**SUPPLIED RECORDS**
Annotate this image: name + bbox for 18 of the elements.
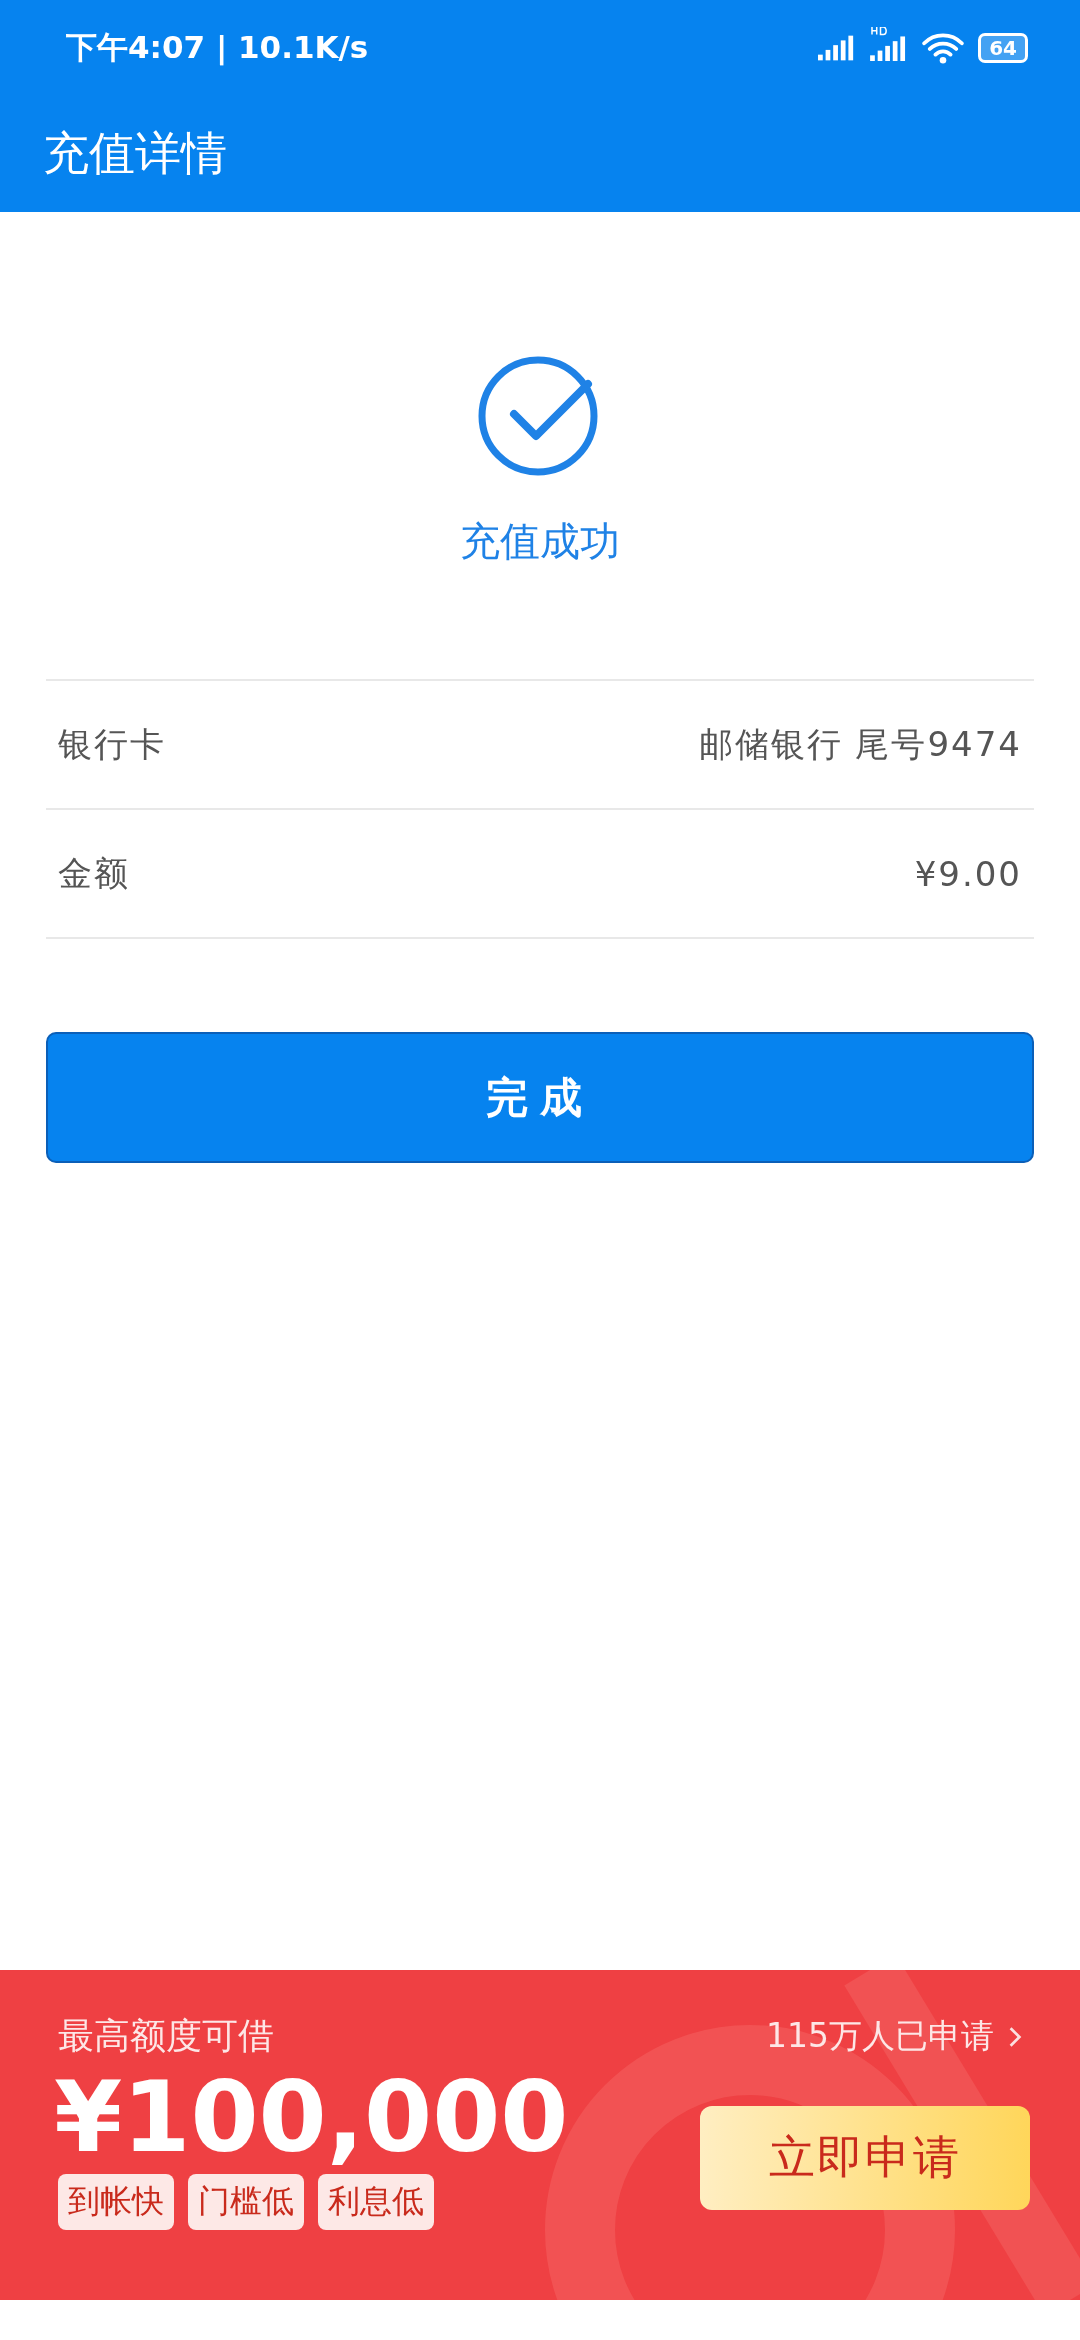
detail-label: 银行卡 <box>58 722 166 766</box>
applicants-link[interactable]: 115万人已申请 <box>766 2014 1022 2059</box>
feature-tag: 到帐快 <box>58 2173 174 2230</box>
feature-tag: 利息低 <box>318 2173 434 2230</box>
battery-level: 64 <box>989 35 1017 60</box>
apply-button[interactable]: 立即申请 <box>700 2105 1030 2210</box>
success-message: 充值成功 <box>460 517 620 566</box>
detail-value: 邮储银行 尾号9474 <box>698 722 1022 766</box>
done-button[interactable]: 完成 <box>46 1032 1034 1163</box>
loan-amount: ¥100,000 <box>54 2061 569 2174</box>
page-title: 充值详情 <box>43 124 227 182</box>
feature-tag: 门槛低 <box>188 2173 304 2230</box>
banner-headline: 最高额度可借 <box>58 2014 274 2058</box>
wifi-icon <box>922 31 965 64</box>
chevron-right-icon <box>1008 2025 1022 2048</box>
detail-value: ¥9.00 <box>914 853 1022 894</box>
status-time: 下午4:07 | 10.1K/s <box>66 27 369 68</box>
detail-label: 金额 <box>58 851 130 895</box>
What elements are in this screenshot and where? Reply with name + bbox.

**REQUIREMENTS**
Gather every line above that contains the word "elements", matching its case exactly, and copy each of those lines.

**EXERCISE SOLUTION**
Annotate this image: name + bbox for 18 of the elements.
What elements are in this screenshot and where? Reply with name + bbox.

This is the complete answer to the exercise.